### Record excerpts

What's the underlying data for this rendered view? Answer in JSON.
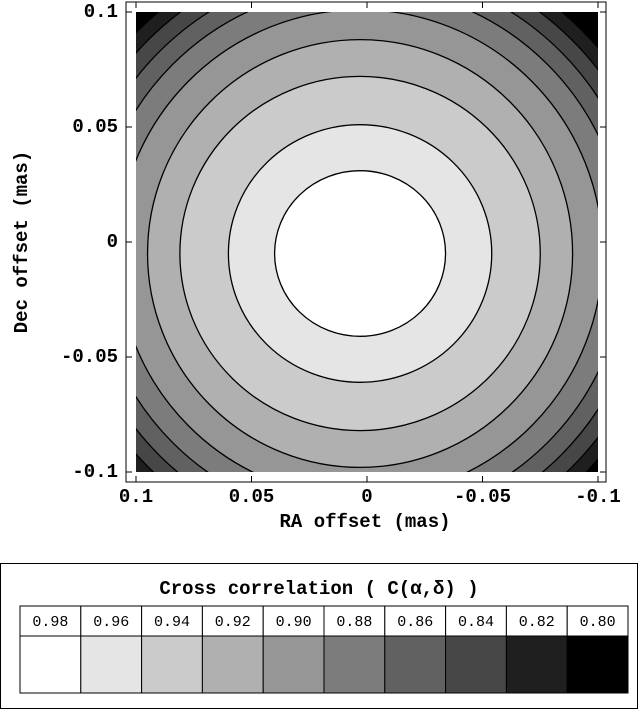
{
  "chart_data": {
    "type": "contour",
    "xlabel": "RA offset (mas)",
    "ylabel": "Dec offset (mas)",
    "xlim": [
      0.1,
      -0.1
    ],
    "ylim": [
      -0.1,
      0.1
    ],
    "xticks": [
      0.1,
      0.05,
      0,
      -0.05,
      -0.1
    ],
    "yticks": [
      -0.1,
      -0.05,
      0,
      0.05,
      0.1
    ],
    "contours": [
      {
        "level": 0.82,
        "cx": 0.003,
        "cy": -0.005,
        "rx": 0.136,
        "ry": 0.137
      },
      {
        "level": 0.84,
        "cx": 0.003,
        "cy": -0.005,
        "rx": 0.13,
        "ry": 0.131
      },
      {
        "level": 0.86,
        "cx": 0.003,
        "cy": -0.005,
        "rx": 0.123,
        "ry": 0.124
      },
      {
        "level": 0.88,
        "cx": 0.003,
        "cy": -0.005,
        "rx": 0.115,
        "ry": 0.116
      },
      {
        "level": 0.9,
        "cx": 0.003,
        "cy": -0.005,
        "rx": 0.105,
        "ry": 0.106
      },
      {
        "level": 0.92,
        "cx": 0.003,
        "cy": -0.005,
        "rx": 0.092,
        "ry": 0.093
      },
      {
        "level": 0.94,
        "cx": 0.003,
        "cy": -0.005,
        "rx": 0.078,
        "ry": 0.077
      },
      {
        "level": 0.96,
        "cx": 0.003,
        "cy": -0.005,
        "rx": 0.057,
        "ry": 0.056
      },
      {
        "level": 0.98,
        "cx": 0.003,
        "cy": -0.005,
        "rx": 0.037,
        "ry": 0.036
      }
    ],
    "legend": {
      "title": "Cross correlation ( C(α,δ) )",
      "levels": [
        0.98,
        0.96,
        0.94,
        0.92,
        0.9,
        0.88,
        0.86,
        0.84,
        0.82,
        0.8
      ],
      "value_labels": [
        "0.98",
        "0.96",
        "0.94",
        "0.92",
        "0.90",
        "0.88",
        "0.86",
        "0.84",
        "0.82",
        "0.80"
      ],
      "colors": [
        "#ffffff",
        "#e5e5e5",
        "#cbcbcb",
        "#b0b0b0",
        "#969696",
        "#7c7c7c",
        "#616161",
        "#474747",
        "#1f1f1f",
        "#000000"
      ]
    }
  }
}
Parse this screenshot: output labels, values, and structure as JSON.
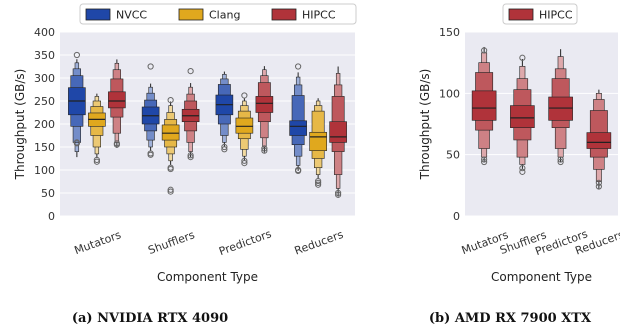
{
  "captions": [
    "(a) NVIDIA RTX 4090",
    "(b) AMD RX 7900 XTX"
  ],
  "colors": {
    "NVCC": "#1f47a8",
    "Clang": "#e0a81e",
    "HIPCC": "#b0333a",
    "plot_bg": "#eaeaf2"
  },
  "chart_data": [
    {
      "type": "boxen",
      "title": "",
      "xlabel": "Component Type",
      "ylabel": "Throughput (GB/s)",
      "ylim": [
        0,
        400
      ],
      "yticks": [
        0,
        50,
        100,
        150,
        200,
        250,
        300,
        350,
        400
      ],
      "grid": true,
      "legend": {
        "placement": "top",
        "entries": [
          "NVCC",
          "Clang",
          "HIPCC"
        ]
      },
      "categories": [
        "Mutators",
        "Shufflers",
        "Predictors",
        "Reducers"
      ],
      "series": [
        {
          "name": "NVCC",
          "boxes": [
            {
              "q": [
                140,
                160,
                195,
                220,
                250,
                279,
                305,
                320,
                333
              ],
              "outliers": [
                158,
                160,
                350
              ]
            },
            {
              "q": [
                150,
                165,
                185,
                200,
                218,
                237,
                252,
                267,
                280
              ],
              "outliers": [
                133,
                136,
                325
              ]
            },
            {
              "q": [
                160,
                175,
                200,
                220,
                242,
                263,
                286,
                298,
                308
              ],
              "outliers": [
                145,
                150
              ]
            },
            {
              "q": [
                110,
                130,
                155,
                175,
                195,
                207,
                262,
                285,
                302
              ],
              "outliers": [
                98,
                100,
                325
              ]
            }
          ]
        },
        {
          "name": "Clang",
          "boxes": [
            {
              "q": [
                135,
                150,
                175,
                195,
                210,
                224,
                238,
                250,
                260
              ],
              "outliers": [
                118,
                122
              ]
            },
            {
              "q": [
                120,
                135,
                150,
                165,
                180,
                198,
                210,
                225,
                240
              ],
              "outliers": [
                102,
                105,
                252,
                53,
                57
              ]
            },
            {
              "q": [
                130,
                145,
                168,
                180,
                195,
                213,
                228,
                240,
                250
              ],
              "outliers": [
                115,
                120,
                262
              ]
            },
            {
              "q": [
                90,
                105,
                125,
                142,
                172,
                182,
                228,
                240,
                250
              ],
              "outliers": [
                68,
                72,
                76
              ]
            }
          ]
        },
        {
          "name": "HIPCC",
          "boxes": [
            {
              "q": [
                160,
                180,
                215,
                235,
                250,
                270,
                298,
                318,
                332
              ],
              "outliers": [
                155,
                158
              ]
            },
            {
              "q": [
                140,
                160,
                185,
                205,
                218,
                232,
                250,
                265,
                280
              ],
              "outliers": [
                128,
                132,
                315
              ]
            },
            {
              "q": [
                150,
                170,
                205,
                225,
                245,
                260,
                290,
                305,
                318
              ],
              "outliers": [
                142,
                147
              ]
            },
            {
              "q": [
                60,
                90,
                140,
                160,
                172,
                205,
                260,
                285,
                310
              ],
              "outliers": [
                46,
                50
              ]
            }
          ]
        }
      ]
    },
    {
      "type": "boxen",
      "title": "",
      "xlabel": "Component Type",
      "ylabel": "Throughput (GB/s)",
      "ylim": [
        0,
        150
      ],
      "yticks": [
        0,
        50,
        100,
        150
      ],
      "grid": true,
      "legend": {
        "placement": "top",
        "entries": [
          "HIPCC"
        ]
      },
      "categories": [
        "Mutators",
        "Shufflers",
        "Predictors",
        "Reducers"
      ],
      "series": [
        {
          "name": "HIPCC",
          "boxes": [
            {
              "q": [
                48,
                55,
                70,
                78,
                88,
                102,
                117,
                125,
                133
              ],
              "outliers": [
                44,
                46,
                135
              ]
            },
            {
              "q": [
                42,
                48,
                62,
                72,
                80,
                90,
                103,
                112,
                122
              ],
              "outliers": [
                36,
                39,
                129
              ]
            },
            {
              "q": [
                48,
                55,
                72,
                78,
                88,
                97,
                112,
                120,
                130
              ],
              "outliers": [
                44,
                46
              ]
            },
            {
              "q": [
                28,
                38,
                48,
                55,
                60,
                68,
                86,
                95,
                100
              ],
              "outliers": [
                24,
                27
              ]
            }
          ]
        }
      ]
    }
  ]
}
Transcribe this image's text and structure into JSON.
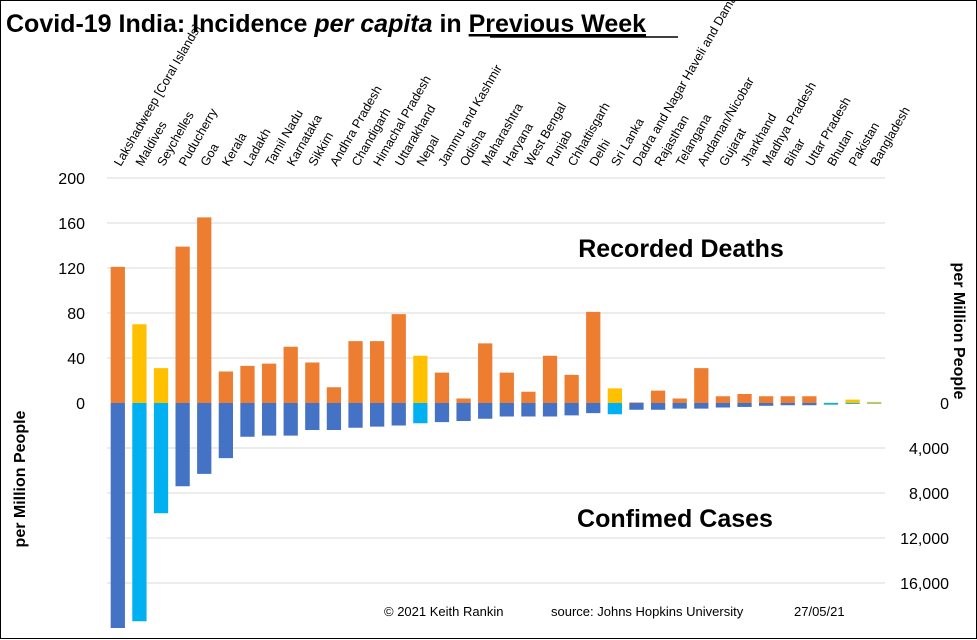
{
  "title": {
    "part1": "Covid-19 India: Incidence ",
    "part2": "per capita",
    "part3": " in ",
    "part4": "Previous Week"
  },
  "annotations": {
    "deaths_label": "Recorded Deaths",
    "cases_label": "Confimed Cases",
    "left_axis_title": "per Million People",
    "right_axis_title": "per Million People"
  },
  "footer": {
    "copyright": "© 2021  Keith  Rankin",
    "source": "source:  Johns  Hopkins  University",
    "date": "27/05/21"
  },
  "colors": {
    "india_deaths": "#ED7D31",
    "other_deaths": "#FFC000",
    "india_cases": "#4472C4",
    "other_cases": "#00B0F0",
    "gridline": "#D9D9D9"
  },
  "chart_data": {
    "type": "bar",
    "categories": [
      "Lakshadweep [Coral Islands]",
      "Maldives",
      "Seychelles",
      "Puducherry",
      "Goa",
      "Kerala",
      "Ladakh",
      "Tamil Nadu",
      "Karnataka",
      "Sikkim",
      "Andhra Pradesh",
      "Chandigarh",
      "Himachal Pradesh",
      "Uttarakhand",
      "Nepal",
      "Jammu and Kashmir",
      "Odisha",
      "Maharashtra",
      "Haryana",
      "West Bengal",
      "Punjab",
      "Chhattisgarh",
      "Delhi",
      "Sri Lanka",
      "Dadra and Nagar Haveli and Daman",
      "Rajasthan",
      "Telangana",
      "Andaman/Nicobar",
      "Gujarat",
      "Jharkhand",
      "Madhya Pradesh",
      "Bihar",
      "Uttar Pradesh",
      "Bhutan",
      "Pakistan",
      "Bangladesh"
    ],
    "is_country": [
      false,
      true,
      true,
      false,
      false,
      false,
      false,
      false,
      false,
      false,
      false,
      false,
      false,
      false,
      true,
      false,
      false,
      false,
      false,
      false,
      false,
      false,
      false,
      true,
      false,
      false,
      false,
      false,
      false,
      false,
      false,
      false,
      false,
      true,
      true,
      true
    ],
    "series": [
      {
        "name": "Recorded Deaths",
        "axis": "left",
        "values": [
          121,
          70,
          31,
          139,
          165,
          28,
          33,
          35,
          50,
          36,
          14,
          55,
          55,
          79,
          42,
          27,
          4,
          53,
          27,
          10,
          42,
          25,
          81,
          13,
          0.5,
          11,
          4,
          31,
          6,
          8,
          6,
          6,
          6,
          0.3,
          3,
          1
        ]
      },
      {
        "name": "Confimed Cases",
        "axis": "right",
        "values": [
          20000,
          19400,
          9800,
          7400,
          6300,
          4900,
          3000,
          2900,
          2900,
          2400,
          2400,
          2200,
          2100,
          2000,
          1800,
          1700,
          1600,
          1400,
          1200,
          1200,
          1200,
          1100,
          900,
          1000,
          600,
          600,
          500,
          500,
          400,
          350,
          250,
          200,
          200,
          150,
          80,
          50
        ]
      }
    ],
    "left_axis": {
      "ticks": [
        "200",
        "160",
        "120",
        "80",
        "40",
        "0"
      ],
      "range": [
        0,
        200
      ]
    },
    "right_axis": {
      "ticks": [
        "0",
        "4,000",
        "8,000",
        "12,000",
        "16,000"
      ],
      "range": [
        0,
        20000
      ]
    },
    "grid": true,
    "legend": "none"
  }
}
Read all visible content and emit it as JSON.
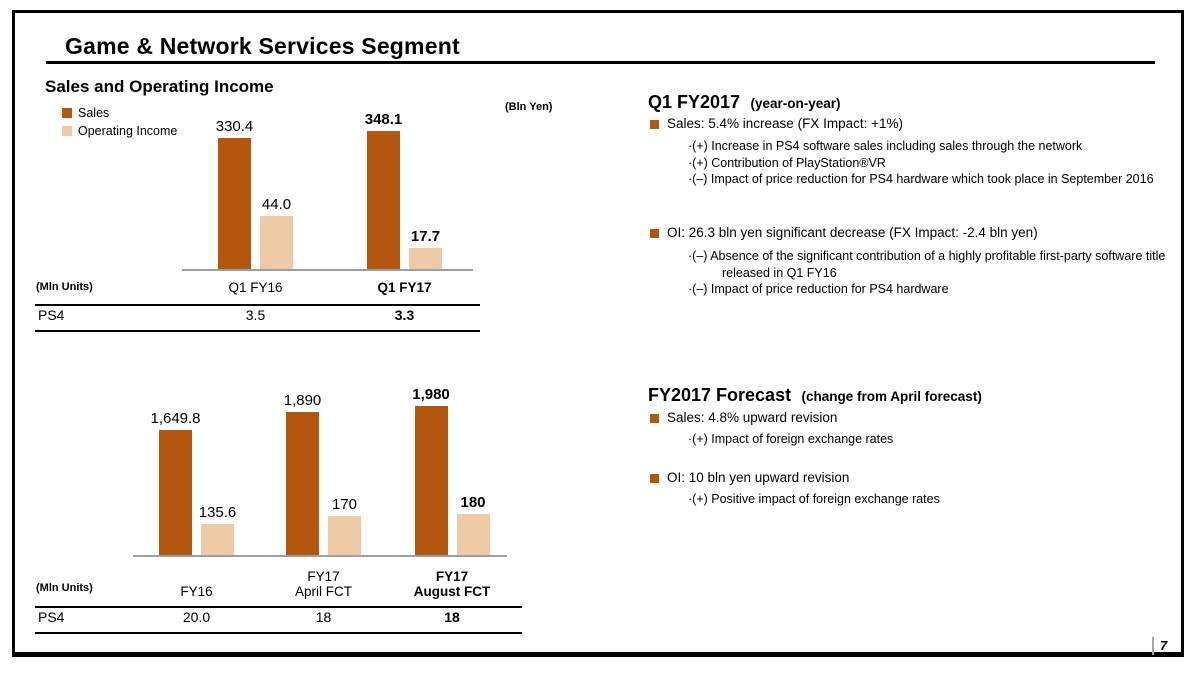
{
  "slide": {
    "title": "Game & Network Services Segment",
    "page_number": "7"
  },
  "left": {
    "section_title": "Sales and Operating Income",
    "unit_note": "(Bln Yen)",
    "legend": [
      {
        "label": "Sales",
        "color": "#b4570e"
      },
      {
        "label": "Operating Income",
        "color": "#eecaa7"
      }
    ]
  },
  "chart_data": [
    {
      "type": "bar",
      "title": "Sales and Operating Income",
      "subtitle": "Q1 year-on-year (Bln Yen)",
      "categories": [
        "Q1 FY16",
        "Q1 FY17"
      ],
      "emphasized_category_index": 1,
      "legend_position": "top-left",
      "grid": false,
      "series": [
        {
          "name": "Sales",
          "color": "#b4570e",
          "values": [
            330.4,
            348.1
          ],
          "value_labels": [
            "330.4",
            "348.1"
          ]
        },
        {
          "name": "Operating Income",
          "color": "#eecaa7",
          "values": [
            44.0,
            17.7
          ],
          "value_labels": [
            "44.0",
            "17.7"
          ]
        }
      ],
      "units_table": {
        "unit_label": "(Mln Units)",
        "row_label": "PS4",
        "values": [
          "3.5",
          "3.3"
        ]
      }
    },
    {
      "type": "bar",
      "title": "Sales and Operating Income",
      "subtitle": "Full year and forecasts (Bln Yen)",
      "categories": [
        "FY16",
        "FY17\nApril FCT",
        "FY17\nAugust FCT"
      ],
      "emphasized_category_index": 2,
      "legend_position": "none",
      "grid": false,
      "series": [
        {
          "name": "Sales",
          "color": "#b4570e",
          "values": [
            1649.8,
            1890,
            1980
          ],
          "value_labels": [
            "1,649.8",
            "1,890",
            "1,980"
          ]
        },
        {
          "name": "Operating Income",
          "color": "#eecaa7",
          "values": [
            135.6,
            170,
            180
          ],
          "value_labels": [
            "135.6",
            "170",
            "180"
          ]
        }
      ],
      "units_table": {
        "unit_label": "(Mln Units)",
        "row_label": "PS4",
        "values": [
          "20.0",
          "18",
          "18"
        ]
      }
    }
  ],
  "right": {
    "q1": {
      "heading": "Q1 FY2017",
      "heading_note": "(year-on-year)",
      "bullets": [
        {
          "text": "Sales: 5.4% increase (FX Impact:  +1%)",
          "subs": [
            "·(+) Increase in PS4 software sales including sales through the network",
            "·(+) Contribution of PlayStation®VR",
            "·(–) Impact of price reduction for PS4 hardware which took place in September 2016"
          ]
        },
        {
          "text": "OI: 26.3 bln yen significant decrease (FX Impact:  -2.4 bln yen)",
          "subs": [
            "·(–) Absence of the significant contribution of a highly profitable first-party software title released in Q1 FY16",
            "·(–) Impact of price reduction for PS4 hardware"
          ]
        }
      ]
    },
    "forecast": {
      "heading": "FY2017 Forecast",
      "heading_note": "(change from April forecast)",
      "bullets": [
        {
          "text": "Sales: 4.8% upward revision",
          "subs": [
            "·(+) Impact of foreign exchange rates"
          ]
        },
        {
          "text": "OI: 10 bln yen upward revision",
          "subs": [
            "·(+) Positive impact of foreign exchange rates"
          ]
        }
      ]
    },
    "accent_color": "#b4570e"
  }
}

######

> What to work on
In the lines above, locate the string "offset". Copy every line where it occurs.

> Right answer
    "xlabel": "RA offset (mas)",
    "ylabel": "Dec offset (mas)",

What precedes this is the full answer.